━━━ LISTED ENTRIES ━━━

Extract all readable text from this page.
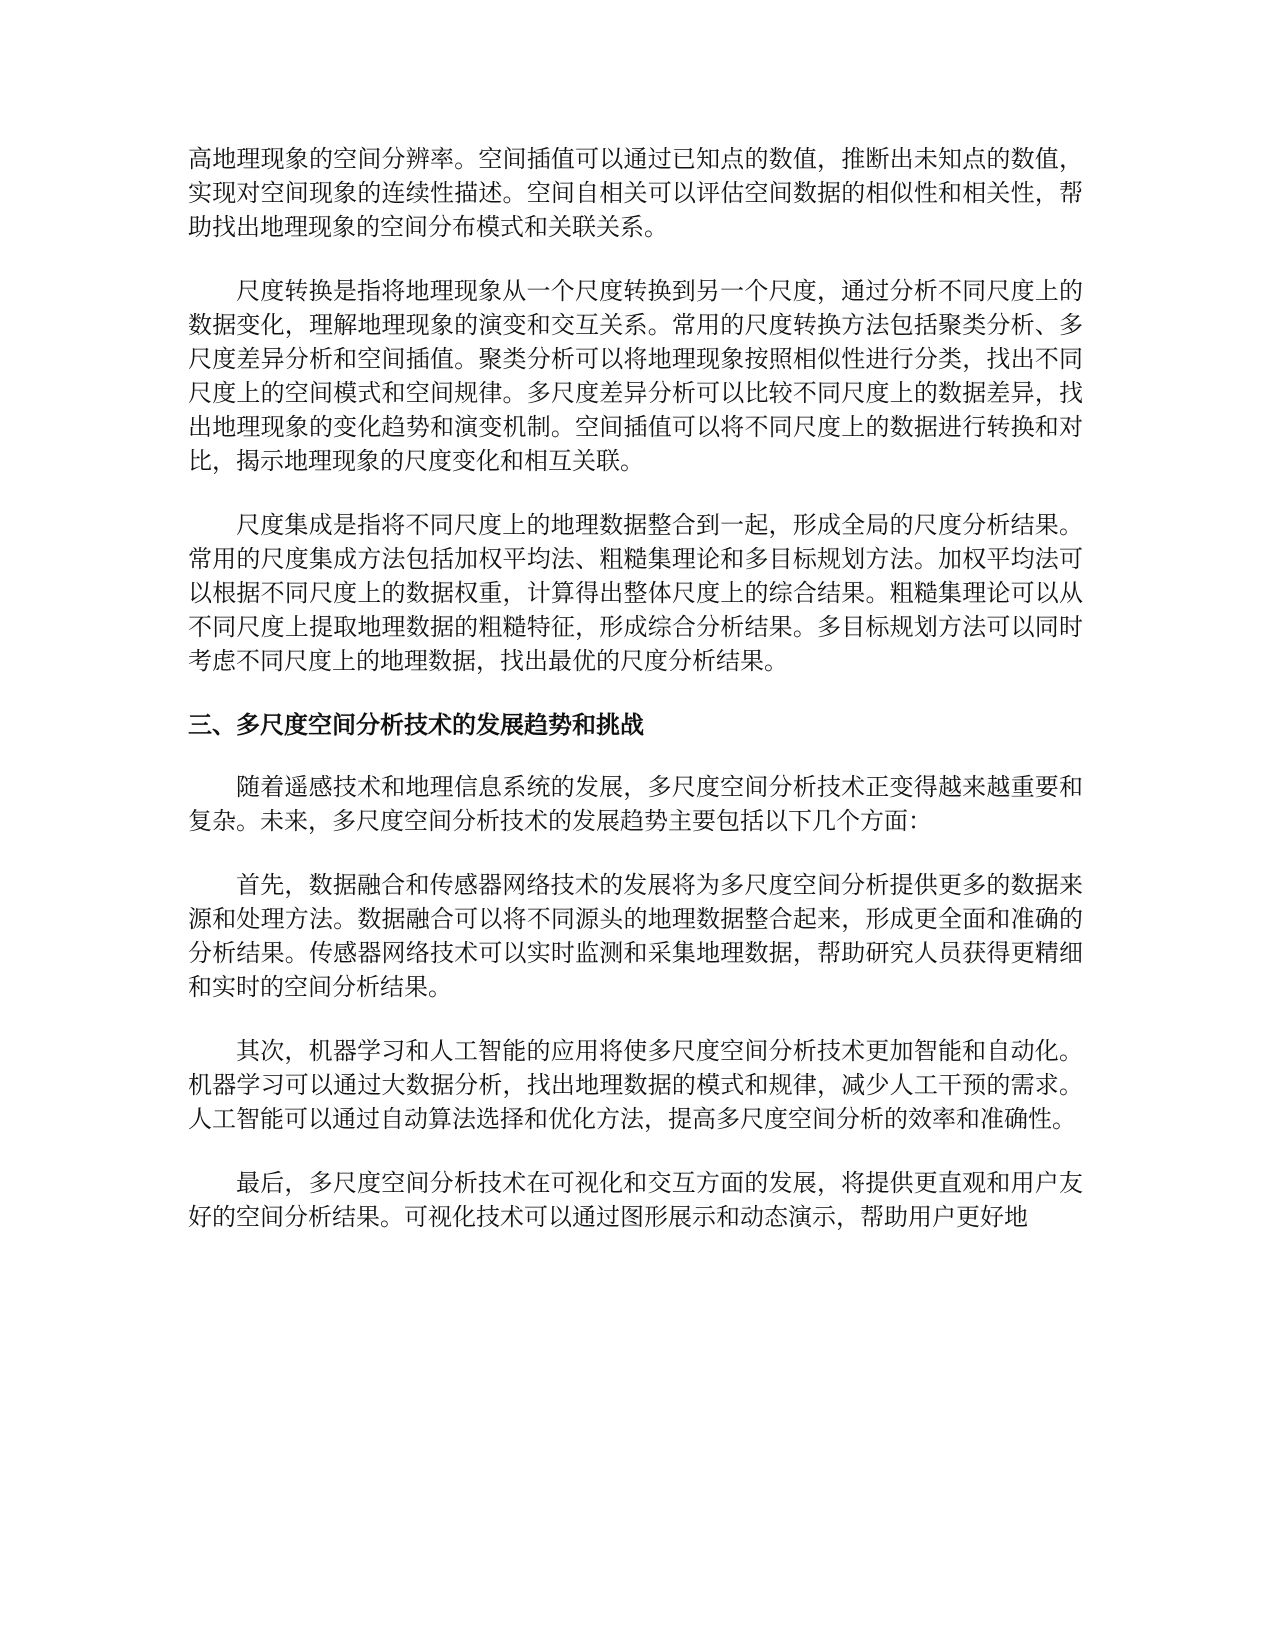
高地理现象的空间分辨率。空间插值可以通过已知点的数值，推断出未知点的数值，实现对空间现象的连续性描述。空间自相关可以评估空间数据的相似性和相关性，帮助找出地理现象的空间分布模式和关联关系。

尺度转换是指将地理现象从一个尺度转换到另一个尺度，通过分析不同尺度上的数据变化，理解地理现象的演变和交互关系。常用的尺度转换方法包括聚类分析、多尺度差异分析和空间插值。聚类分析可以将地理现象按照相似性进行分类，找出不同尺度上的空间模式和空间规律。多尺度差异分析可以比较不同尺度上的数据差异，找出地理现象的变化趋势和演变机制。空间插值可以将不同尺度上的数据进行转换和对比，揭示地理现象的尺度变化和相互关联。

尺度集成是指将不同尺度上的地理数据整合到一起，形成全局的尺度分析结果。常用的尺度集成方法包括加权平均法、粗糙集理论和多目标规划方法。加权平均法可以根据不同尺度上的数据权重，计算得出整体尺度上的综合结果。粗糙集理论可以从不同尺度上提取地理数据的粗糙特征，形成综合分析结果。多目标规划方法可以同时考虑不同尺度上的地理数据，找出最优的尺度分析结果。

三、多尺度空间分析技术的发展趋势和挑战

随着遥感技术和地理信息系统的发展，多尺度空间分析技术正变得越来越重要和复杂。未来，多尺度空间分析技术的发展趋势主要包括以下几个方面：

首先，数据融合和传感器网络技术的发展将为多尺度空间分析提供更多的数据来源和处理方法。数据融合可以将不同源头的地理数据整合起来，形成更全面和准确的分析结果。传感器网络技术可以实时监测和采集地理数据，帮助研究人员获得更精细和实时的空间分析结果。

其次，机器学习和人工智能的应用将使多尺度空间分析技术更加智能和自动化。机器学习可以通过大数据分析，找出地理数据的模式和规律，减少人工干预的需求。人工智能可以通过自动算法选择和优化方法，提高多尺度空间分析的效率和准确性。

最后，多尺度空间分析技术在可视化和交互方面的发展，将提供更直观和用户友好的空间分析结果。可视化技术可以通过图形展示和动态演示，帮助用户更好地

━━━

### [WHAT YOU SHOULD DO]
All of the lines above should be printed exactly, minus the pictures.

### [EXERCISE RESPONSE]
Extract all readable text from this page.
高地理现象的空间分辨率。空间插值可以通过已知点的数值，推断出未知点的数值，实现对空间现象的连续性描述。空间自相关可以评估空间数据的相似性和相关性，帮助找出地理现象的空间分布模式和关联关系。

尺度转换是指将地理现象从一个尺度转换到另一个尺度，通过分析不同尺度上的数据变化，理解地理现象的演变和交互关系。常用的尺度转换方法包括聚类分析、多尺度差异分析和空间插值。聚类分析可以将地理现象按照相似性进行分类，找出不同尺度上的空间模式和空间规律。多尺度差异分析可以比较不同尺度上的数据差异，找出地理现象的变化趋势和演变机制。空间插值可以将不同尺度上的数据进行转换和对比，揭示地理现象的尺度变化和相互关联。

尺度集成是指将不同尺度上的地理数据整合到一起，形成全局的尺度分析结果。常用的尺度集成方法包括加权平均法、粗糙集理论和多目标规划方法。加权平均法可以根据不同尺度上的数据权重，计算得出整体尺度上的综合结果。粗糙集理论可以从不同尺度上提取地理数据的粗糙特征，形成综合分析结果。多目标规划方法可以同时考虑不同尺度上的地理数据，找出最优的尺度分析结果。

三、多尺度空间分析技术的发展趋势和挑战

随着遥感技术和地理信息系统的发展，多尺度空间分析技术正变得越来越重要和复杂。未来，多尺度空间分析技术的发展趋势主要包括以下几个方面：

首先，数据融合和传感器网络技术的发展将为多尺度空间分析提供更多的数据来源和处理方法。数据融合可以将不同源头的地理数据整合起来，形成更全面和准确的分析结果。传感器网络技术可以实时监测和采集地理数据，帮助研究人员获得更精细和实时的空间分析结果。

其次，机器学习和人工智能的应用将使多尺度空间分析技术更加智能和自动化。机器学习可以通过大数据分析，找出地理数据的模式和规律，减少人工干预的需求。人工智能可以通过自动算法选择和优化方法，提高多尺度空间分析的效率和准确性。

最后，多尺度空间分析技术在可视化和交互方面的发展，将提供更直观和用户友好的空间分析结果。可视化技术可以通过图形展示和动态演示，帮助用户更好地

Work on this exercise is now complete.